Stored data
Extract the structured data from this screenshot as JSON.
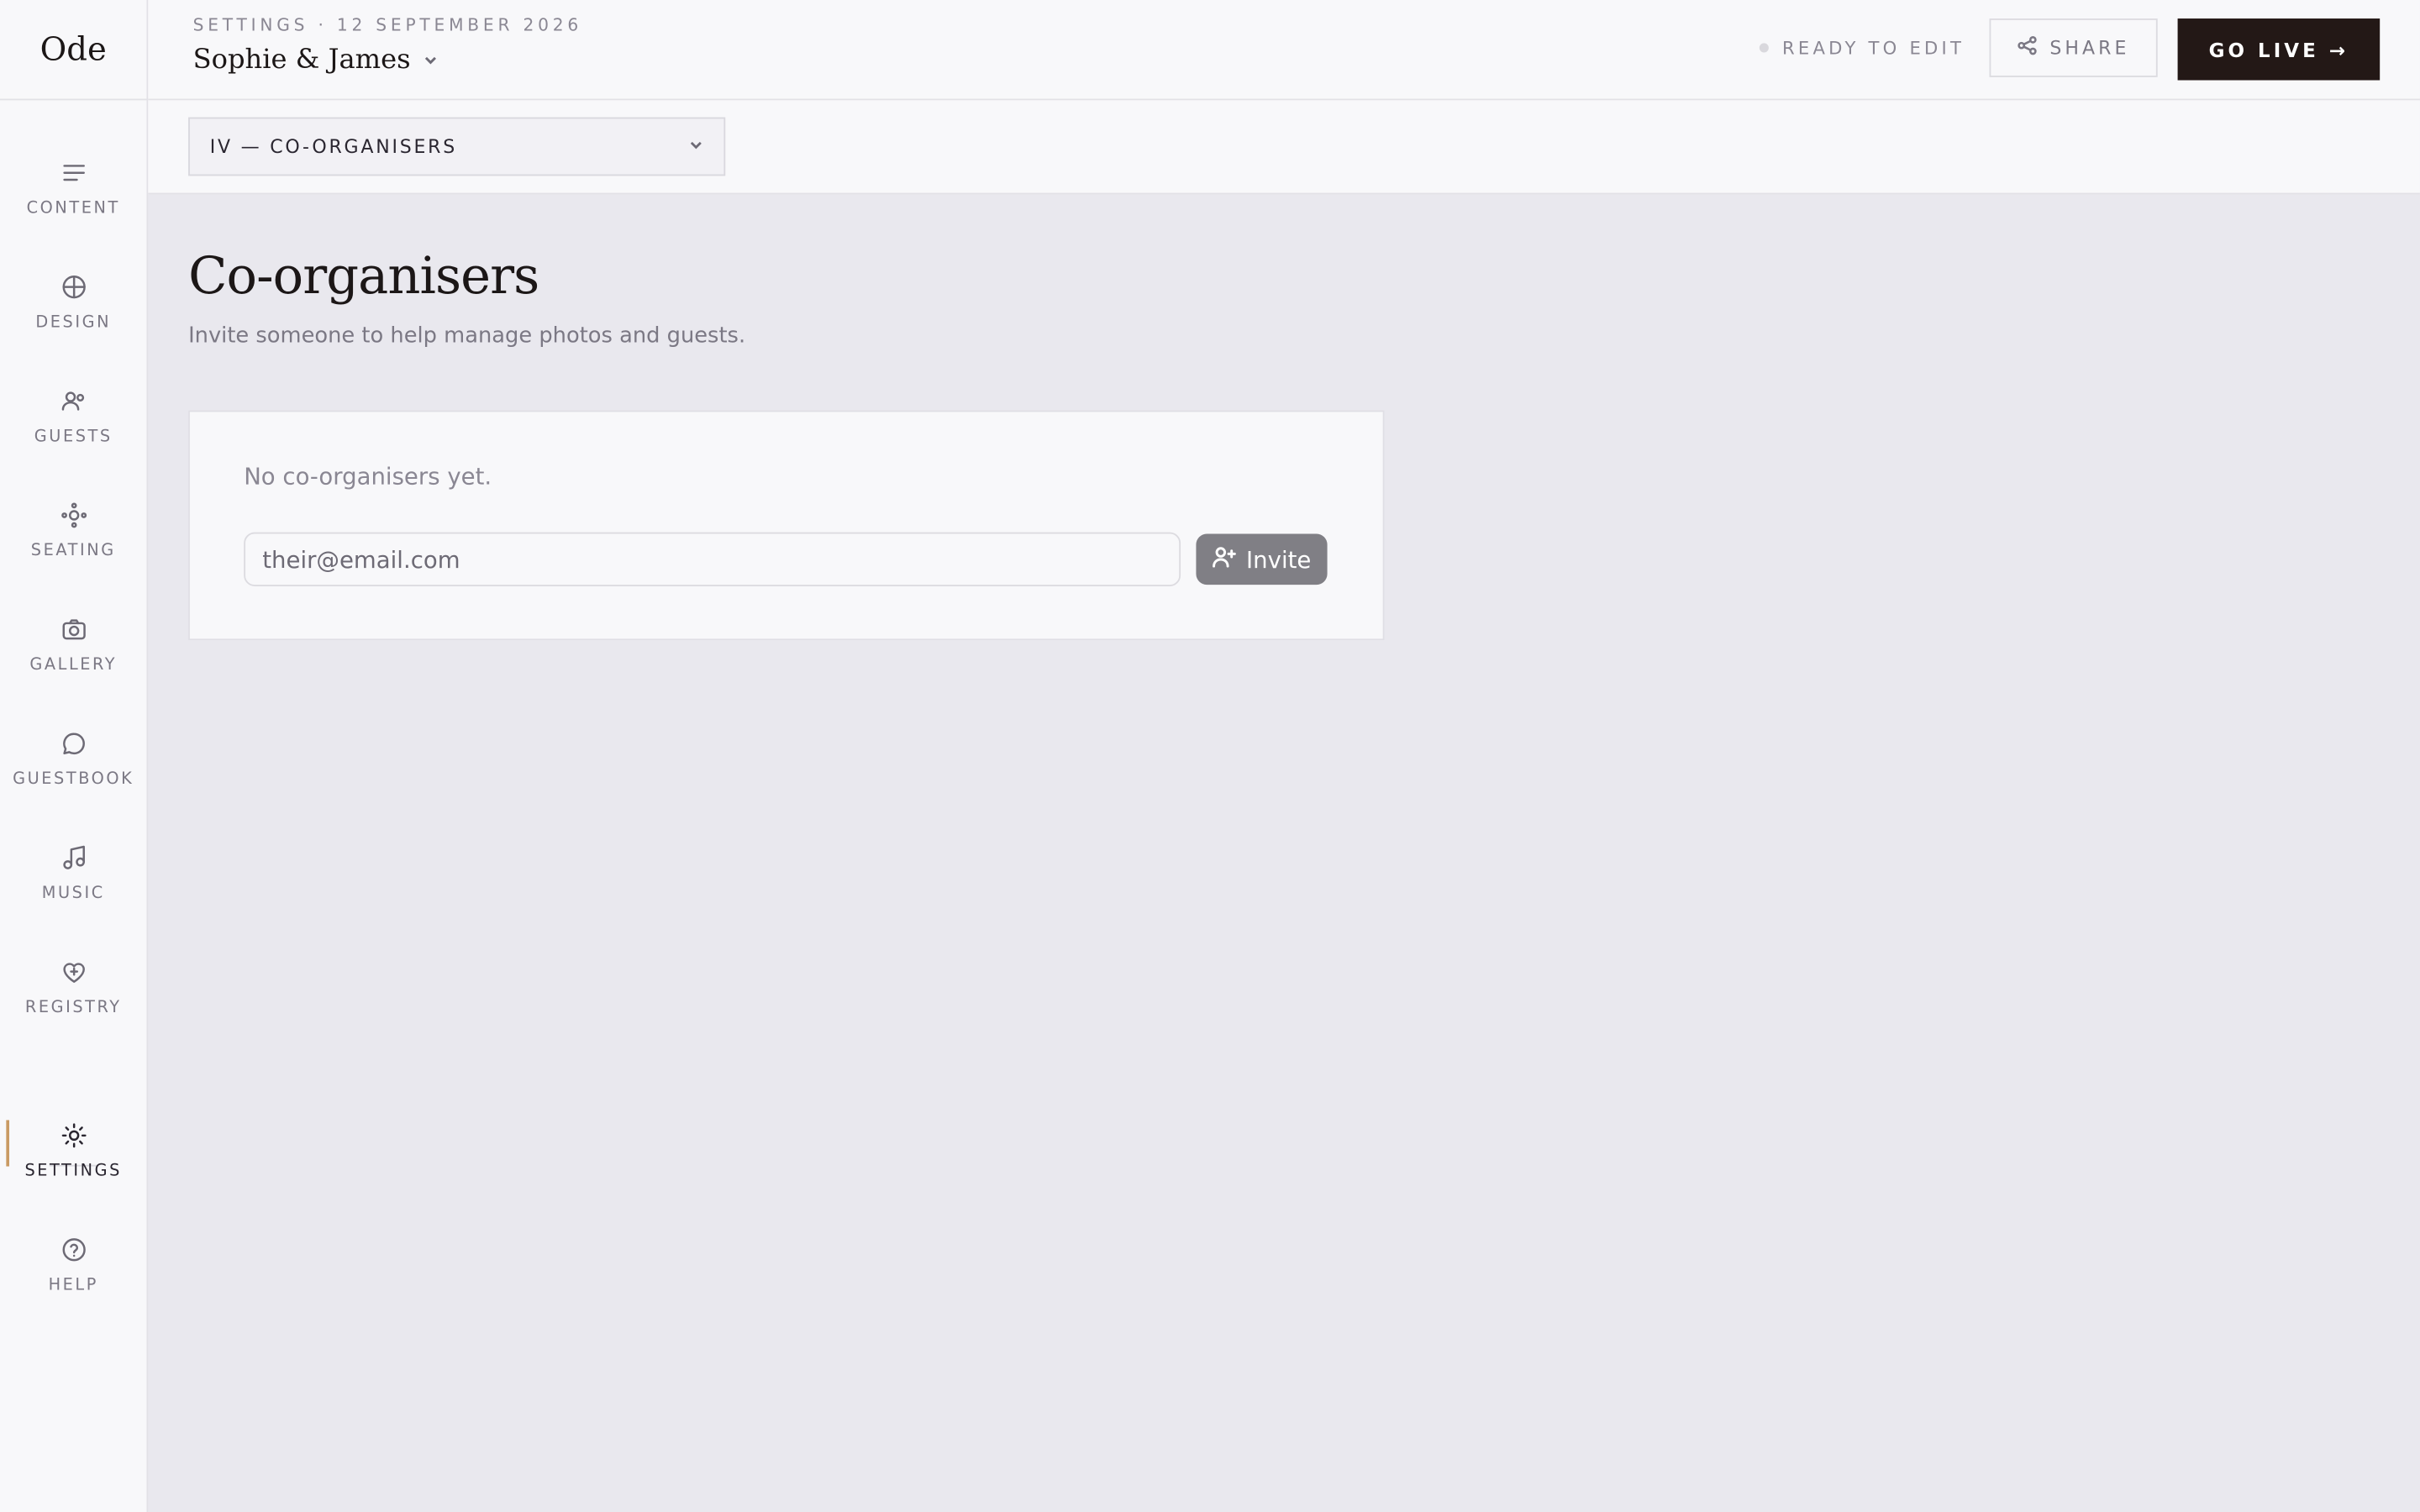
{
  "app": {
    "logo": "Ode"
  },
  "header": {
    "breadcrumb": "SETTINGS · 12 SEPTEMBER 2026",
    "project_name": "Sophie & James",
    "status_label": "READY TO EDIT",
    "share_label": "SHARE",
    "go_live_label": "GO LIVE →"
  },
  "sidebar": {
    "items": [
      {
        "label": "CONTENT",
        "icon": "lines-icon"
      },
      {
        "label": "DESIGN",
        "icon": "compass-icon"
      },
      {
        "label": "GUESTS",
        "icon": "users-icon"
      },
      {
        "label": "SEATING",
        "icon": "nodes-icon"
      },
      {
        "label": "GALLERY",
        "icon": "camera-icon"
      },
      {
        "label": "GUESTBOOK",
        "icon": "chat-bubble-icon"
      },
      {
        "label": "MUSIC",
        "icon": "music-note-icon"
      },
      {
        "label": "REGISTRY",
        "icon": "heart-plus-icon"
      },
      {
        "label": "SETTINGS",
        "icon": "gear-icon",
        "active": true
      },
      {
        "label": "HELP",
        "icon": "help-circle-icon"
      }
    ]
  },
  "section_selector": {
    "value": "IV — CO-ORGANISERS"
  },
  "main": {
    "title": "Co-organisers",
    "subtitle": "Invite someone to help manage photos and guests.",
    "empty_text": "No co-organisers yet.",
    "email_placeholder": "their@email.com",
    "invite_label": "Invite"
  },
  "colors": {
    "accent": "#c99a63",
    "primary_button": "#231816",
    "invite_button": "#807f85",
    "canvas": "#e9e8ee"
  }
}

### Task goal
Above are records to transcribe exactly; leave their pictures out.

### Finished exercise
Extract the structured data from this screenshot as JSON.
{
  "app": {
    "logo": "Ode"
  },
  "header": {
    "breadcrumb": "SETTINGS · 12 SEPTEMBER 2026",
    "project_name": "Sophie & James",
    "status_label": "READY TO EDIT",
    "share_label": "SHARE",
    "go_live_label": "GO LIVE →"
  },
  "sidebar": {
    "items": [
      {
        "label": "CONTENT",
        "icon": "lines-icon"
      },
      {
        "label": "DESIGN",
        "icon": "compass-icon"
      },
      {
        "label": "GUESTS",
        "icon": "users-icon"
      },
      {
        "label": "SEATING",
        "icon": "nodes-icon"
      },
      {
        "label": "GALLERY",
        "icon": "camera-icon"
      },
      {
        "label": "GUESTBOOK",
        "icon": "chat-bubble-icon"
      },
      {
        "label": "MUSIC",
        "icon": "music-note-icon"
      },
      {
        "label": "REGISTRY",
        "icon": "heart-plus-icon"
      },
      {
        "label": "SETTINGS",
        "icon": "gear-icon",
        "active": true
      },
      {
        "label": "HELP",
        "icon": "help-circle-icon"
      }
    ]
  },
  "section_selector": {
    "value": "IV — CO-ORGANISERS"
  },
  "main": {
    "title": "Co-organisers",
    "subtitle": "Invite someone to help manage photos and guests.",
    "empty_text": "No co-organisers yet.",
    "email_placeholder": "their@email.com",
    "invite_label": "Invite"
  },
  "colors": {
    "accent": "#c99a63",
    "primary_button": "#231816",
    "invite_button": "#807f85",
    "canvas": "#e9e8ee"
  }
}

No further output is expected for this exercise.